• _WHAT YOU HAVE TO DO_
In the material below, reproduce unchanged every line from the one containing "notes-input[interactable]: [11, 278, 589, 304]" to the one containing "lehrtext-text: Dazu ist", including both of those lines.

• _RECORDED INFORMATION_
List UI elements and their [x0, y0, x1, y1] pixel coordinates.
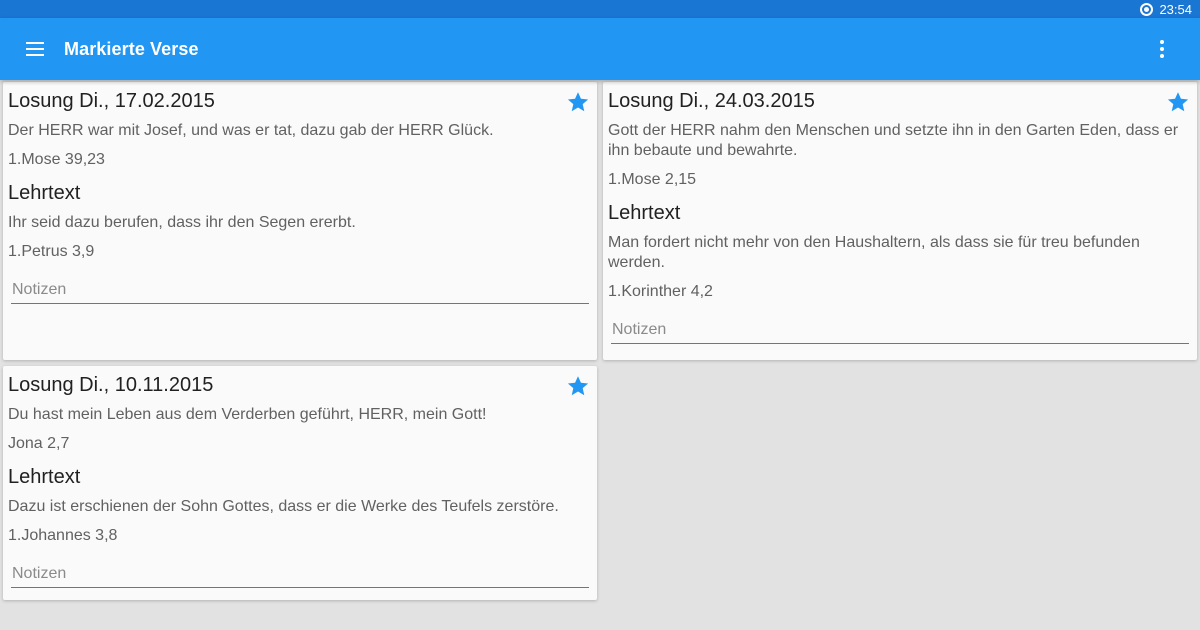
notes-input[interactable]: [11, 278, 589, 304]
lehrtext-text: Man fordert nicht mehr von den Haushalte…: [608, 234, 1140, 271]
verse-text: Gott der HERR nahm den Menschen und setz…: [608, 122, 1179, 159]
status-time: 23:54: [1159, 1, 1192, 17]
card-title: Losung Di., 17.02.2015: [8, 90, 215, 112]
notes-input[interactable]: [611, 318, 1189, 344]
sync-icon: [1140, 2, 1154, 16]
status-bar: 23:54: [0, 0, 1200, 18]
lehrtext-text: Dazu ist erschienen der Sohn Gottes, das…: [8, 498, 559, 515]
lehrtext-reference: 1.Johannes 3,8: [8, 527, 118, 544]
verse-text: Du hast mein Leben aus dem Verderben gef…: [8, 406, 487, 423]
losung-card: Losung Di., 10.11.2015 Du hast mein Lebe…: [3, 366, 597, 600]
losung-card: Losung Di., 24.03.2015 Gott der HERR nah…: [603, 82, 1197, 360]
verse-reference: 1.Mose 2,15: [608, 171, 697, 188]
star-icon[interactable]: [1166, 90, 1190, 114]
page-title: Markierte Verse: [64, 38, 199, 59]
verse-reference: 1.Mose 39,23: [8, 151, 105, 168]
cards-grid: Losung Di., 17.02.2015 Der HERR war mit …: [3, 82, 1197, 600]
verse-text: Der HERR war mit Josef, und was er tat, …: [8, 122, 494, 139]
more-vert-icon[interactable]: [1150, 18, 1174, 80]
lehrtext-heading: Lehrtext: [8, 466, 81, 488]
losung-card: Losung Di., 17.02.2015 Der HERR war mit …: [3, 82, 597, 360]
lehrtext-heading: Lehrtext: [8, 182, 81, 204]
lehrtext-text: Ihr seid dazu berufen, dass ihr den Sege…: [8, 214, 356, 231]
hamburger-menu-icon[interactable]: [26, 18, 52, 80]
notes-input[interactable]: [11, 562, 589, 588]
card-title: Losung Di., 24.03.2015: [608, 90, 815, 112]
app-bar: Markierte Verse: [0, 18, 1200, 80]
lehrtext-reference: 1.Petrus 3,9: [8, 243, 95, 260]
verse-reference: Jona 2,7: [8, 435, 70, 452]
lehrtext-reference: 1.Korinther 4,2: [608, 283, 713, 300]
card-title: Losung Di., 10.11.2015: [8, 374, 214, 396]
lehrtext-heading: Lehrtext: [608, 202, 681, 224]
star-icon[interactable]: [566, 374, 590, 398]
star-icon[interactable]: [566, 90, 590, 114]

• _TASK OUTPUT_
notes-input[interactable]: [11, 278, 589, 304]
lehrtext-text: Man fordert nicht mehr von den Haushalte…: [608, 234, 1140, 271]
verse-text: Gott der HERR nahm den Menschen und setz…: [608, 122, 1179, 159]
status-time: 23:54: [1159, 1, 1192, 17]
card-title: Losung Di., 17.02.2015: [8, 90, 215, 112]
notes-input[interactable]: [611, 318, 1189, 344]
sync-icon: [1140, 2, 1154, 16]
status-bar: 23:54: [0, 0, 1200, 18]
lehrtext-text: Dazu ist erschienen der Sohn Gottes, das…: [8, 498, 559, 515]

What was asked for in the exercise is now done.